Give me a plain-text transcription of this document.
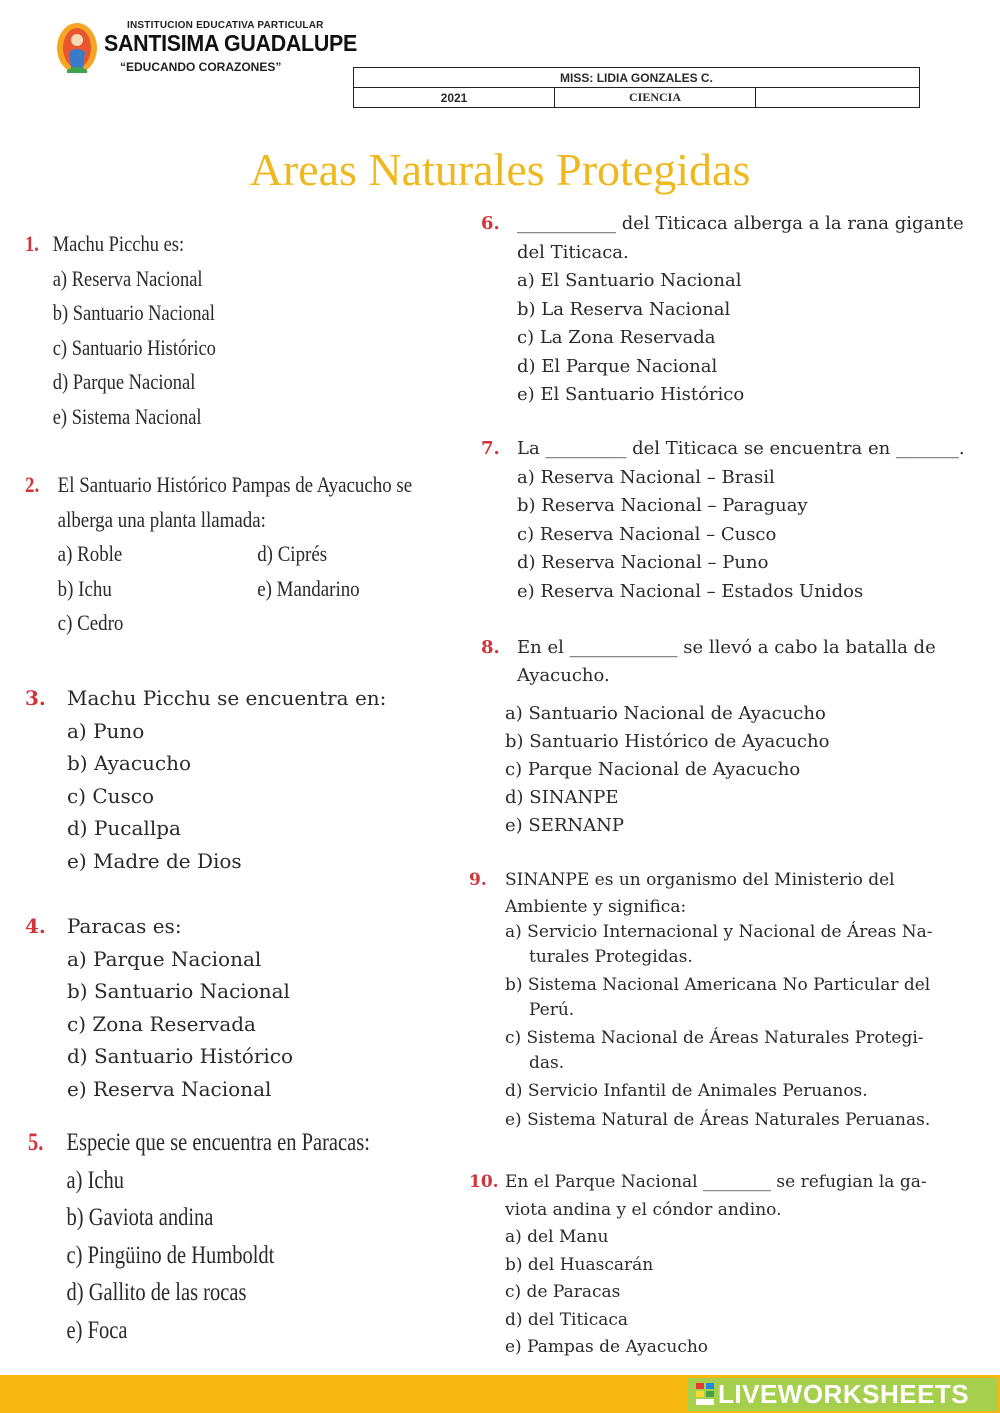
INSTITUCION EDUCATIVA PARTICULAR
SANTISIMA GUADALUPE
“EDUCANDO CORAZONES”
MISS: LIDIA GONZALES C.
2021	CIENCIA	
Areas Naturales Protegidas
1. Machu Picchu es:
a) Reserva Nacional
b) Santuario Nacional
c) Santuario Histórico
d) Parque Nacional
e) Sistema Nacional
2. El Santuario Histórico Pampas de Ayacucho se
alberga una planta llamada:
a) Roble
b) Ichu
c) Cedro
d) Ciprés
e) Mandarino
3. Machu Picchu se encuentra en:
a) Puno
b) Ayacucho
c) Cusco
d) Pucallpa
e) Madre de Dios
4. Paracas es:
a) Parque Nacional
b) Santuario Nacional
c) Zona Reservada
d) Santuario Histórico
e) Reserva Nacional
5. Especie que se encuentra en Paracas:
a) Ichu
b) Gaviota andina
c) Pingüino de Humboldt
d) Gallito de las rocas
e) Foca
6. ___________ del Titicaca alberga a la rana gigante
del Titicaca.
a) El Santuario Nacional
b) La Reserva Nacional
c) La Zona Reservada
d) El Parque Nacional
e) El Santuario Histórico
7. La _________ del Titicaca se encuentra en _______.
a) Reserva Nacional – Brasil
b) Reserva Nacional – Paraguay
c) Reserva Nacional – Cusco
d) Reserva Nacional – Puno
e) Reserva Nacional – Estados Unidos
8. En el ____________ se llevó a cabo la batalla de
Ayacucho.
a) Santuario Nacional de Ayacucho
b) Santuario Histórico de Ayacucho
c) Parque Nacional de Ayacucho
d) SINANPE
e) SERNANP
9. SINANPE es un organismo del Ministerio del
Ambiente y significa:
a) Servicio Internacional y Nacional de Áreas Na-
turales Protegidas.
b) Sistema Nacional Americana No Particular del
Perú.
c) Sistema Nacional de Áreas Naturales Protegi-
das.
d) Servicio Infantil de Animales Peruanos.
e) Sistema Natural de Áreas Naturales Peruanas.
10. En el Parque Nacional ________ se refugian la ga-
viota andina y el cóndor andino.
a) del Manu
b) del Huascarán
c) de Paracas
d) del Titicaca
e) Pampas de Ayacucho
LIVEWORKSHEETS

PROMPT
Copy every record above exactly as written, but leave out the pictures.

CORRECT OUTPUT
Give me a plain-text transcription of this document.
INSTITUCION EDUCATIVA PARTICULAR
SANTISIMA GUADALUPE
“EDUCANDO CORAZONES”
MISS: LIDIA GONZALES C.
2021	CIENCIA	
Areas Naturales Protegidas
1. Machu Picchu es:
a) Reserva Nacional
b) Santuario Nacional
c) Santuario Histórico
d) Parque Nacional
e) Sistema Nacional
2. El Santuario Histórico Pampas de Ayacucho se
alberga una planta llamada:
a) Roble
b) Ichu
c) Cedro
d) Ciprés
e) Mandarino
3. Machu Picchu se encuentra en:
a) Puno
b) Ayacucho
c) Cusco
d) Pucallpa
e) Madre de Dios
4. Paracas es:
a) Parque Nacional
b) Santuario Nacional
c) Zona Reservada
d) Santuario Histórico
e) Reserva Nacional
5. Especie que se encuentra en Paracas:
a) Ichu
b) Gaviota andina
c) Pingüino de Humboldt
d) Gallito de las rocas
e) Foca
6. ___________ del Titicaca alberga a la rana gigante
del Titicaca.
a) El Santuario Nacional
b) La Reserva Nacional
c) La Zona Reservada
d) El Parque Nacional
e) El Santuario Histórico
7. La _________ del Titicaca se encuentra en _______.
a) Reserva Nacional – Brasil
b) Reserva Nacional – Paraguay
c) Reserva Nacional – Cusco
d) Reserva Nacional – Puno
e) Reserva Nacional – Estados Unidos
8. En el ____________ se llevó a cabo la batalla de
Ayacucho.
a) Santuario Nacional de Ayacucho
b) Santuario Histórico de Ayacucho
c) Parque Nacional de Ayacucho
d) SINANPE
e) SERNANP
9. SINANPE es un organismo del Ministerio del
Ambiente y significa:
a) Servicio Internacional y Nacional de Áreas Na-
turales Protegidas.
b) Sistema Nacional Americana No Particular del
Perú.
c) Sistema Nacional de Áreas Naturales Protegi-
das.
d) Servicio Infantil de Animales Peruanos.
e) Sistema Natural de Áreas Naturales Peruanas.
10. En el Parque Nacional ________ se refugian la ga-
viota andina y el cóndor andino.
a) del Manu
b) del Huascarán
c) de Paracas
d) del Titicaca
e) Pampas de Ayacucho
LIVEWORKSHEETS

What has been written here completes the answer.